* AIM:
Check each line of the material below, and copy it if it holds the string "Bravo".

(Data records)
## START

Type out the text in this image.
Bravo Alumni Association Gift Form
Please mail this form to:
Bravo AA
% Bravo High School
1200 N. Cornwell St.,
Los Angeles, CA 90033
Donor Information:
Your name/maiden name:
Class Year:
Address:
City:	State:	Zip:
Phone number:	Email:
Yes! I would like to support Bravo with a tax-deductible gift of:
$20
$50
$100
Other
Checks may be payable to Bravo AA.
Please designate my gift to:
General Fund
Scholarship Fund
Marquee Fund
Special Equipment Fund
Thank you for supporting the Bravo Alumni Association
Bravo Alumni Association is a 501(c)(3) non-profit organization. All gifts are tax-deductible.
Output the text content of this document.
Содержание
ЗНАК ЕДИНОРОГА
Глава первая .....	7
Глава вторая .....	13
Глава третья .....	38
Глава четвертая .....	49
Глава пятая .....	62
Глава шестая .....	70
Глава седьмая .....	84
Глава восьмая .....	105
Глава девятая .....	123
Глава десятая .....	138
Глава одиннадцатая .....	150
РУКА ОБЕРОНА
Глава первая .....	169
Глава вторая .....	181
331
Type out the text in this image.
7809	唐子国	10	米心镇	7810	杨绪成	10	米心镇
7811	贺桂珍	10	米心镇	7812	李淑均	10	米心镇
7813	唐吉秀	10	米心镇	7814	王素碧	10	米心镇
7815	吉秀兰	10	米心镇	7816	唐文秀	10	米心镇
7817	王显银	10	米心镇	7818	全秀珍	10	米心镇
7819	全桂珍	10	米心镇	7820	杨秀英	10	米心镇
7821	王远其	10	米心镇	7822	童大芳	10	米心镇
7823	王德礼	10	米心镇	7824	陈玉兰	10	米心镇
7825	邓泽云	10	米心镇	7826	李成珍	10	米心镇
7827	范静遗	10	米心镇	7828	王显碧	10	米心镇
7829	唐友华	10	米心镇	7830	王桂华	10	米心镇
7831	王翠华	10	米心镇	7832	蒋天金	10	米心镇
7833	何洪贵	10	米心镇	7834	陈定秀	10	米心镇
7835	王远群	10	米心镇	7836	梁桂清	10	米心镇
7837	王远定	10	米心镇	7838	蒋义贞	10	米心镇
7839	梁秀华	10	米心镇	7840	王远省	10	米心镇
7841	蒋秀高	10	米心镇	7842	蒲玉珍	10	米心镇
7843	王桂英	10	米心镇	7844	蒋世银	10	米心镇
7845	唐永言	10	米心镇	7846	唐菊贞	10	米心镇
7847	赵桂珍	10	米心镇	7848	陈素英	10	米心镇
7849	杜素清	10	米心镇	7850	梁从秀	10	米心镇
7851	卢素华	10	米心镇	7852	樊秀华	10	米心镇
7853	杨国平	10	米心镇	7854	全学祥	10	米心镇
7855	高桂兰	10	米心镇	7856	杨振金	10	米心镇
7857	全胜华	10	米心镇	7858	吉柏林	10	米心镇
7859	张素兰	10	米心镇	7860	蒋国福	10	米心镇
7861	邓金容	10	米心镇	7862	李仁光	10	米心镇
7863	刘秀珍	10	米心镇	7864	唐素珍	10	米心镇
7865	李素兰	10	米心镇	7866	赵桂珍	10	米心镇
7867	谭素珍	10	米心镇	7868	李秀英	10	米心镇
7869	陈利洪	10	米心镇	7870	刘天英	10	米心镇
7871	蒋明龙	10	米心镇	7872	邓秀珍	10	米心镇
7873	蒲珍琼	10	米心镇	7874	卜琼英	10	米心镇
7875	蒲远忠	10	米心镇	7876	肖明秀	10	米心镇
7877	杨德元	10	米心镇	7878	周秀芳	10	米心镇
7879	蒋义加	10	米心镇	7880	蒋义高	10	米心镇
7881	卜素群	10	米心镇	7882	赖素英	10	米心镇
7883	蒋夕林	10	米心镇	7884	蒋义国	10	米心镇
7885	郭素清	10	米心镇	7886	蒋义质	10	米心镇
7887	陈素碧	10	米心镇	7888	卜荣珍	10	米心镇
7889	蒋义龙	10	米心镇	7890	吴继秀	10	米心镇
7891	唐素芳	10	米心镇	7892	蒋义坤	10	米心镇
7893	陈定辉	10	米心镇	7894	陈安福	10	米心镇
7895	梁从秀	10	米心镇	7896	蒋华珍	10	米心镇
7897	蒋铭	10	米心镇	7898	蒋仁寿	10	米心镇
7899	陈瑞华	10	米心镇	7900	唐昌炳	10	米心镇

## END

* RESPONSE TO THE EXERCISE:
Bravo Alumni Association Gift Form
Bravo AA
% Bravo High School
Yes! I would like to support Bravo with a tax-deductible gift of:
Checks may be payable to Bravo AA.
Thank you for supporting the Bravo Alumni Association
Bravo Alumni Association is a 501(c)(3) non-profit organization. All gifts are tax-deductible.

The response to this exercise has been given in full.